# Dataset records

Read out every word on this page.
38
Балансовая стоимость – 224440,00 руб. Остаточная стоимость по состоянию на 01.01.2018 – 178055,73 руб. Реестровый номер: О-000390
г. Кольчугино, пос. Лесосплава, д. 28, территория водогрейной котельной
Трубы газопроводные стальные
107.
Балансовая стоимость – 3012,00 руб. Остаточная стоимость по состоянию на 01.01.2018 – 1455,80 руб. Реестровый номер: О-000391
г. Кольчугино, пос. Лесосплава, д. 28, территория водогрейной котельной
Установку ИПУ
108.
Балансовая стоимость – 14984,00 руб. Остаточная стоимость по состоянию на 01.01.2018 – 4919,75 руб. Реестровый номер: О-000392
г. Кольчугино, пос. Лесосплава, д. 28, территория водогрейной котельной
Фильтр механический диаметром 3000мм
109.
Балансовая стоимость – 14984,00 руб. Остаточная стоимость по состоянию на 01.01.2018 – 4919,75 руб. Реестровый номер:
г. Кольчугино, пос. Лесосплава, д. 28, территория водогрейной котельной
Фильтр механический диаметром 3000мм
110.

# What is asked
All of the entries must be quoted exactly; please include each one.

# Problem solution
Read out every word on this page.
38
Балансовая стоимость – 224440,00 руб. Остаточная стоимость по состоянию на 01.01.2018 – 178055,73 руб. Реестровый номер: О-000390
г. Кольчугино, пос. Лесосплава, д. 28, территория водогрейной котельной
Трубы газопроводные стальные
107.
Балансовая стоимость – 3012,00 руб. Остаточная стоимость по состоянию на 01.01.2018 – 1455,80 руб. Реестровый номер: О-000391
г. Кольчугино, пос. Лесосплава, д. 28, территория водогрейной котельной
Установку ИПУ
108.
Балансовая стоимость – 14984,00 руб. Остаточная стоимость по состоянию на 01.01.2018 – 4919,75 руб. Реестровый номер: О-000392
г. Кольчугино, пос. Лесосплава, д. 28, территория водогрейной котельной
Фильтр механический диаметром 3000мм
109.
Балансовая стоимость – 14984,00 руб. Остаточная стоимость по состоянию на 01.01.2018 – 4919,75 руб. Реестровый номер:
г. Кольчугино, пос. Лесосплава, д. 28, территория водогрейной котельной
Фильтр механический диаметром 3000мм
110.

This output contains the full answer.